■ STATED GOAL:
Without changing a character, return the entries, but not the images they hold.

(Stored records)
------------------------------

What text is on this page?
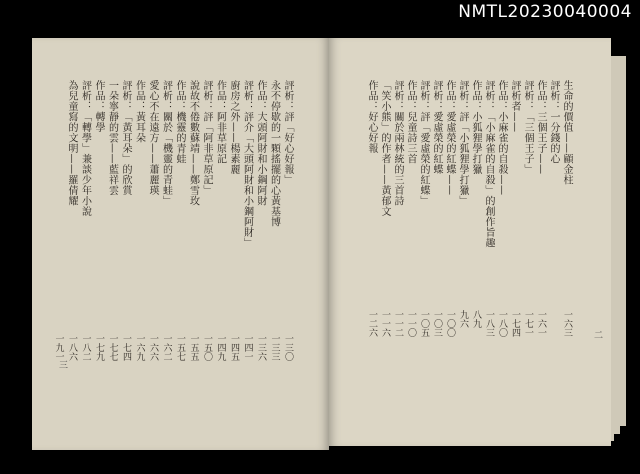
NMTL20230040004
三
評析：評「好心好報」
一三〇
永不停歇的一顆搖擺的心黃基博
一三三
作品：大頭阿財和小鋼阿財
一三六
評析：評介「大頭阿財和小鋼阿財」
一四一
廚房之外——楊素麗
一四五
作品：阿非草原記
一四九
評析：評「阿非草原記」
一五〇
說故不倦數蘇靖——鄭雪玫
一五五
作品：機靈的青蛙
一五七
評析：關於「機靈的青蛙」
一六二
愛心不在遠方——蕭麗瑛
一六六
作品：黃耳朵
一六九
評析：「黃耳朵」的欣賞
一七四
一朵寧靜的雲——藍祥雲
一七七
作品：轉學
一七九
評析：「轉學」兼談少年小說
一八二
為兒童寫的文明——羅倩耀
一八六
一九一	二
生命的價值——顧金柱
一六三
評析：一分錢的心
作品：三個王子——
一六一
評析：「三個王子」
一七一
評析者——
一七四
作品：小麻雀的自殺——
一八〇
評析：「小麻雀的自殺」的創作旨趣
一八三
作品：小狐狸學打獵
八九
評析：評「小狐狸學打獵」
九六
作品：愛虛榮的紅蝶——
一〇〇
評析：愛虛榮的紅蝶
一〇三
評析：評「愛虛榮的紅蝶」
一〇五
作品：兒童詩三首
一一〇
評析：關於兩林統的三首詩
一一二
「笑小熊」的作者——黃郁文
一一六
作品：好心好報
一二六
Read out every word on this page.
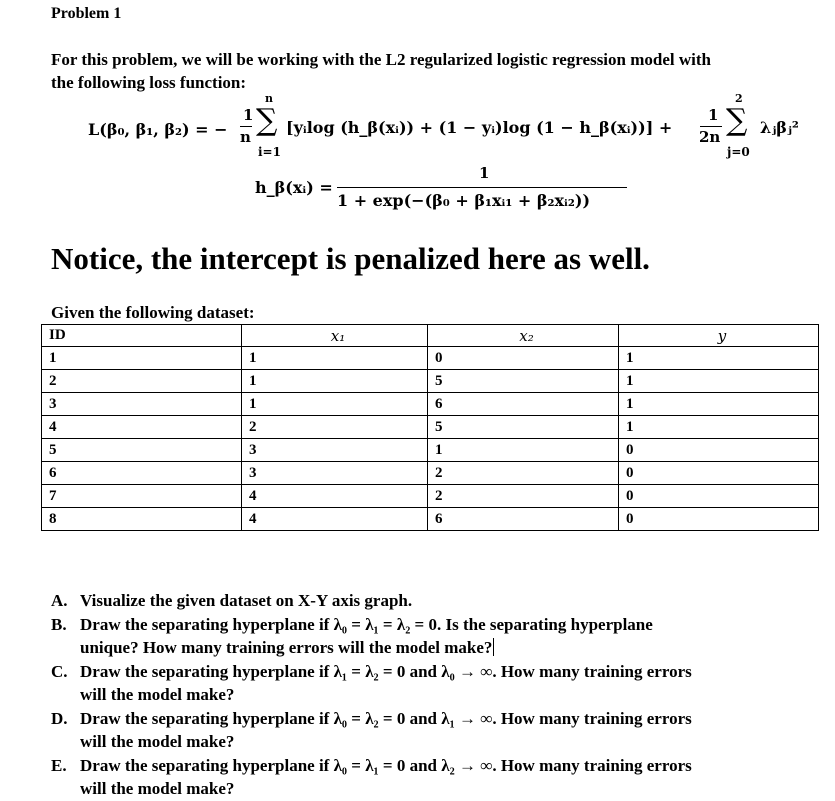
Problem 1
For this problem, we will be working with the L2 regularized logistic regression model with
the following loss function:
L(β₀, β₁, β₂) = −
1
n
n
∑
i=1
[yᵢlog (h_β(xᵢ)) + (1 − yᵢ)log (1 − h_β(xᵢ))] +
1
2n
2
∑
j=0
λⱼβⱼ²
h_β(xᵢ) =
1
1 + exp(−(β₀ + β₁xᵢ₁ + β₂xᵢ₂))
Notice, the intercept is penalized here as well.
Given the following dataset:
ID	x₁	x₂	y
1	1	0	1
2	1	5	1
3	1	6	1
4	2	5	1
5	3	1	0
6	3	2	0
7	4	2	0
8	4	6	0
A. Visualize the given dataset on X-Y axis graph.
B. Draw the separating hyperplane if λ₀ = λ₁ = λ₂ = 0. Is the separating hyperplane
unique? How many training errors will the model make?
C. Draw the separating hyperplane if λ₁ = λ₂ = 0 and λ₀ → ∞. How many training errors
will the model make?
D. Draw the separating hyperplane if λ₀ = λ₂ = 0 and λ₁ → ∞. How many training errors
will the model make?
E. Draw the separating hyperplane if λ₀ = λ₁ = 0 and λ₂ → ∞. How many training errors
will the model make?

------------------------------

■ SOLVED EXERCISE:
What text is on this page?
NMTL20230040004
三
評析：評「好心好報」
一三〇
永不停歇的一顆搖擺的心黃基博
一三三
作品：大頭阿財和小鋼阿財
一三六
評析：評介「大頭阿財和小鋼阿財」
一四一
廚房之外——楊素麗
一四五
作品：阿非草原記
一四九
評析：評「阿非草原記」
一五〇
說故不倦數蘇靖——鄭雪玫
一五五
作品：機靈的青蛙
一五七
評析：關於「機靈的青蛙」
一六二
愛心不在遠方——蕭麗瑛
一六六
作品：黃耳朵
一六九
評析：「黃耳朵」的欣賞
一七四
一朵寧靜的雲——藍祥雲
一七七
作品：轉學
一七九
評析：「轉學」兼談少年小說
一八二
為兒童寫的文明——羅倩耀
一八六
一九一	二
生命的價值——顧金柱
一六三
評析：一分錢的心
作品：三個王子——
一六一
評析：「三個王子」
一七一
評析者——
一七四
作品：小麻雀的自殺——
一八〇
評析：「小麻雀的自殺」的創作旨趣
一八三
作品：小狐狸學打獵
八九
評析：評「小狐狸學打獵」
九六
作品：愛虛榮的紅蝶——
一〇〇
評析：愛虛榮的紅蝶
一〇三
評析：評「愛虛榮的紅蝶」
一〇五
作品：兒童詩三首
一一〇
評析：關於兩林統的三首詩
一一二
「笑小熊」的作者——黃郁文
一一六
作品：好心好報
一二六
Read out every word on this page.
Problem 1
For this problem, we will be working with the L2 regularized logistic regression model with
the following loss function:
L(β₀, β₁, β₂) = −
1
n
n
∑
i=1
[yᵢlog (h_β(xᵢ)) + (1 − yᵢ)log (1 − h_β(xᵢ))] +
1
2n
2
∑
j=0
λⱼβⱼ²
h_β(xᵢ) =
1
1 + exp(−(β₀ + β₁xᵢ₁ + β₂xᵢ₂))
Notice, the intercept is penalized here as well.
Given the following dataset:
ID	x₁	x₂	y
1	1	0	1
2	1	5	1
3	1	6	1
4	2	5	1
5	3	1	0
6	3	2	0
7	4	2	0
8	4	6	0
A. Visualize the given dataset on X-Y axis graph.
B. Draw the separating hyperplane if λ₀ = λ₁ = λ₂ = 0. Is the separating hyperplane
unique? How many training errors will the model make?
C. Draw the separating hyperplane if λ₁ = λ₂ = 0 and λ₀ → ∞. How many training errors
will the model make?
D. Draw the separating hyperplane if λ₀ = λ₂ = 0 and λ₁ → ∞. How many training errors
will the model make?
E. Draw the separating hyperplane if λ₀ = λ₁ = 0 and λ₂ → ∞. How many training errors
will the model make?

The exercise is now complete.